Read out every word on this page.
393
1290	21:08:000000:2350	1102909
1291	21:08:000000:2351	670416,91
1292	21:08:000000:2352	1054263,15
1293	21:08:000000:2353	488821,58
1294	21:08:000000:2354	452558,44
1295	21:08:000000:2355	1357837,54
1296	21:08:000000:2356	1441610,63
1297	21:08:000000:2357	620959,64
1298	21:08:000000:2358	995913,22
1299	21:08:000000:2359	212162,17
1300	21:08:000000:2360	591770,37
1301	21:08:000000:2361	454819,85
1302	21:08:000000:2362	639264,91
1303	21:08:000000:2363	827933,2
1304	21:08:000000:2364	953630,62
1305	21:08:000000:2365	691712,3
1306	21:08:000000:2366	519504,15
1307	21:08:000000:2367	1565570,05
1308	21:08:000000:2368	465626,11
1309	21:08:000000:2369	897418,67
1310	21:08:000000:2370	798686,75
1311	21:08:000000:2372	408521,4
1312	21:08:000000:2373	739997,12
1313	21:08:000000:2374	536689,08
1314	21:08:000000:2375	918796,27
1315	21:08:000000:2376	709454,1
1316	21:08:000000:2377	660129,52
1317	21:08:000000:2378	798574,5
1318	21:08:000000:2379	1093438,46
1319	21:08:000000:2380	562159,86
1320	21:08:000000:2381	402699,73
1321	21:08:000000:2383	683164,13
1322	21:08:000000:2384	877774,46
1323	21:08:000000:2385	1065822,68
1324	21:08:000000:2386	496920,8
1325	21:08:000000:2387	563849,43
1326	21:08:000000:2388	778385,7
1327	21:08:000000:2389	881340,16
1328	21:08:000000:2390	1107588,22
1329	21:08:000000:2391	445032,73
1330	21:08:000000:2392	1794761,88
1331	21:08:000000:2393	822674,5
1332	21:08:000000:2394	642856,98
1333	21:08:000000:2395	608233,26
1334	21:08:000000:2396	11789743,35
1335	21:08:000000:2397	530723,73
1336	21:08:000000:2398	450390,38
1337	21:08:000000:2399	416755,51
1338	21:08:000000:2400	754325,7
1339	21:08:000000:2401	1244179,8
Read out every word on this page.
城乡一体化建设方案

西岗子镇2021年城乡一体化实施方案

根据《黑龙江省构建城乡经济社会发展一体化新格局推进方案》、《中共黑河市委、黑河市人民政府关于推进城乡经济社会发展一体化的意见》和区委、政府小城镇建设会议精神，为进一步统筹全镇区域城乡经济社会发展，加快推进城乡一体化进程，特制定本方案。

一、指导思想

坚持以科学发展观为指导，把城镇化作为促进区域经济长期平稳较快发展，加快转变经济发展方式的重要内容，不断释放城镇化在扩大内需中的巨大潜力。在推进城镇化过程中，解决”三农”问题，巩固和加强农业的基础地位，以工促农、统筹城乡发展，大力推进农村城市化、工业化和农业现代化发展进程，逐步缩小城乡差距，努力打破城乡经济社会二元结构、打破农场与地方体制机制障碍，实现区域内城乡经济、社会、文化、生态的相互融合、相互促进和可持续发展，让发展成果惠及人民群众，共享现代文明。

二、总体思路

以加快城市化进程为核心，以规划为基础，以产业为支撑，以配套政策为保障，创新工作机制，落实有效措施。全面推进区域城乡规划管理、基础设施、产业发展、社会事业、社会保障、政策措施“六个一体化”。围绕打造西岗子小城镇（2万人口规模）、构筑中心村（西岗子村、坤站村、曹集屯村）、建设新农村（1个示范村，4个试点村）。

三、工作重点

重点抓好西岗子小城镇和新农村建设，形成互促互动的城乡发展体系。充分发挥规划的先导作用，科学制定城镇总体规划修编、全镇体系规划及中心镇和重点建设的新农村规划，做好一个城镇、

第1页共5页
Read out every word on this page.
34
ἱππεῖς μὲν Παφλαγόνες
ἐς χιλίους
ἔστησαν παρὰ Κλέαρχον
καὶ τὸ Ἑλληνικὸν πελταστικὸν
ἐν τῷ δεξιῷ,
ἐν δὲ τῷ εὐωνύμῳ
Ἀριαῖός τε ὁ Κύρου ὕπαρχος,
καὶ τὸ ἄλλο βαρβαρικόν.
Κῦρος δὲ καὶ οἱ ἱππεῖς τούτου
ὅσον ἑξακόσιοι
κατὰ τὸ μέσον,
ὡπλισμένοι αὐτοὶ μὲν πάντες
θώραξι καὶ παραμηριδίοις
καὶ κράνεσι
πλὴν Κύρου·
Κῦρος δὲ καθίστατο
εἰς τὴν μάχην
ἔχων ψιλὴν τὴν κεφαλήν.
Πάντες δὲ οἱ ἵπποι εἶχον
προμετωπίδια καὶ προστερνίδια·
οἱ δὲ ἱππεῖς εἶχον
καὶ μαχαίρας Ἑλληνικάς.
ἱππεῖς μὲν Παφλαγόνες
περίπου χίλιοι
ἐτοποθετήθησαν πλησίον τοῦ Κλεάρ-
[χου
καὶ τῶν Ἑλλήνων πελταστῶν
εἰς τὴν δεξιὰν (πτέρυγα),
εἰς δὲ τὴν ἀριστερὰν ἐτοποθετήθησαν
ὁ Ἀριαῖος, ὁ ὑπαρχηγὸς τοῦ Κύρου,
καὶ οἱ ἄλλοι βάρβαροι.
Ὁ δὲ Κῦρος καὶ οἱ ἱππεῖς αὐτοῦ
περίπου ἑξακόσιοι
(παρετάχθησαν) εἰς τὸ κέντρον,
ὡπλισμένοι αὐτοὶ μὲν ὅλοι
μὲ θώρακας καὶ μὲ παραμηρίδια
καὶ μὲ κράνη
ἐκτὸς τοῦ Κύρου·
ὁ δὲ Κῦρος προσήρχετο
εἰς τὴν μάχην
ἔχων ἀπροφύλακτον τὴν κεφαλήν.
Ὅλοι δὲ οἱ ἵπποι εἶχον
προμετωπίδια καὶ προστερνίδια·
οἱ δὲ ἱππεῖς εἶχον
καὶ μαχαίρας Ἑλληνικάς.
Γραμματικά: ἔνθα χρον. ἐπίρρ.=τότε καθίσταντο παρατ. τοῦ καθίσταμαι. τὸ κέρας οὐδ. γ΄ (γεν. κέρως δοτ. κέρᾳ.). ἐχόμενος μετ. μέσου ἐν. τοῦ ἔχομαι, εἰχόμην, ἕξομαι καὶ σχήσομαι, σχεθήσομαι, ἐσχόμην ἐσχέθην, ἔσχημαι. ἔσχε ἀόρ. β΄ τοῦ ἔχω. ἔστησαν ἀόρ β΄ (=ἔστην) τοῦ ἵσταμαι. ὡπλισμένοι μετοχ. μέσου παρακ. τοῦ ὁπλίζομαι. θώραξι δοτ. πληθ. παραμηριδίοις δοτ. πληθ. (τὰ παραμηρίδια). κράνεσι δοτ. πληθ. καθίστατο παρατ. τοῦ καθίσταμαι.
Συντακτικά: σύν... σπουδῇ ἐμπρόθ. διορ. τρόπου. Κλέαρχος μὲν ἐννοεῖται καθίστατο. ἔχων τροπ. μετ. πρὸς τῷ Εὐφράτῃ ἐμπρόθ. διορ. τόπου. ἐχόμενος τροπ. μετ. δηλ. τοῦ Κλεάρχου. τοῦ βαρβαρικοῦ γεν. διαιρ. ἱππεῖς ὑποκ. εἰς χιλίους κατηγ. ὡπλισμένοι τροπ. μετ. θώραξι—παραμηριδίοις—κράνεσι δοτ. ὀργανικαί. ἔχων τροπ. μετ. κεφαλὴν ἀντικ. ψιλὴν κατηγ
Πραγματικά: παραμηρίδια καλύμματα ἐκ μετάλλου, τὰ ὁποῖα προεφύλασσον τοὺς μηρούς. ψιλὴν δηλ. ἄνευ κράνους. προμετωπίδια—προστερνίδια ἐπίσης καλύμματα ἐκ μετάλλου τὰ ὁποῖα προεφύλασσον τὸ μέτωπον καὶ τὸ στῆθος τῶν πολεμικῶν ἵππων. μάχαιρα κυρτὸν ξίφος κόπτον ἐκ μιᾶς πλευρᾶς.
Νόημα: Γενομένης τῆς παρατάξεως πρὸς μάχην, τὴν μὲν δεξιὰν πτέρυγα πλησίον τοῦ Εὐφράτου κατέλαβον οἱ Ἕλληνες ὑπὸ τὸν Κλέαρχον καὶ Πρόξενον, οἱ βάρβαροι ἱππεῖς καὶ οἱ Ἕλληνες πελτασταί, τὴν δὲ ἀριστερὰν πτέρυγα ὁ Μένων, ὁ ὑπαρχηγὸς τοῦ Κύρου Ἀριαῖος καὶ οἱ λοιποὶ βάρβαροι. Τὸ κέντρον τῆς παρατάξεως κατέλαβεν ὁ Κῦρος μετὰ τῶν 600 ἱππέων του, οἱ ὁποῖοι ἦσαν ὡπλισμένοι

- - -

> STATED EXERCISE:
List each line holding the string "χιλίους".

> OUTPUT OF THE TASK:
ἐς χιλίους
Συντακτικά: σύν... σπουδῇ ἐμπρόθ. διορ. τρόπου. Κλέαρχος μὲν ἐννοεῖται καθίστατο. ἔχων τροπ. μετ. πρὸς τῷ Εὐφράτῃ ἐμπρόθ. διορ. τόπου. ἐχόμενος τροπ. μετ. δηλ. τοῦ Κλεάρχου. τοῦ βαρβαρικοῦ γεν. διαιρ. ἱππεῖς ὑποκ. εἰς χιλίους κατηγ. ὡπλισμένοι τροπ. μετ. θώραξι—παραμηριδίοις—κράνεσι δοτ. ὀργανικαί. ἔχων τροπ. μετ. κεφαλὴν ἀντικ. ψιλὴν κατηγ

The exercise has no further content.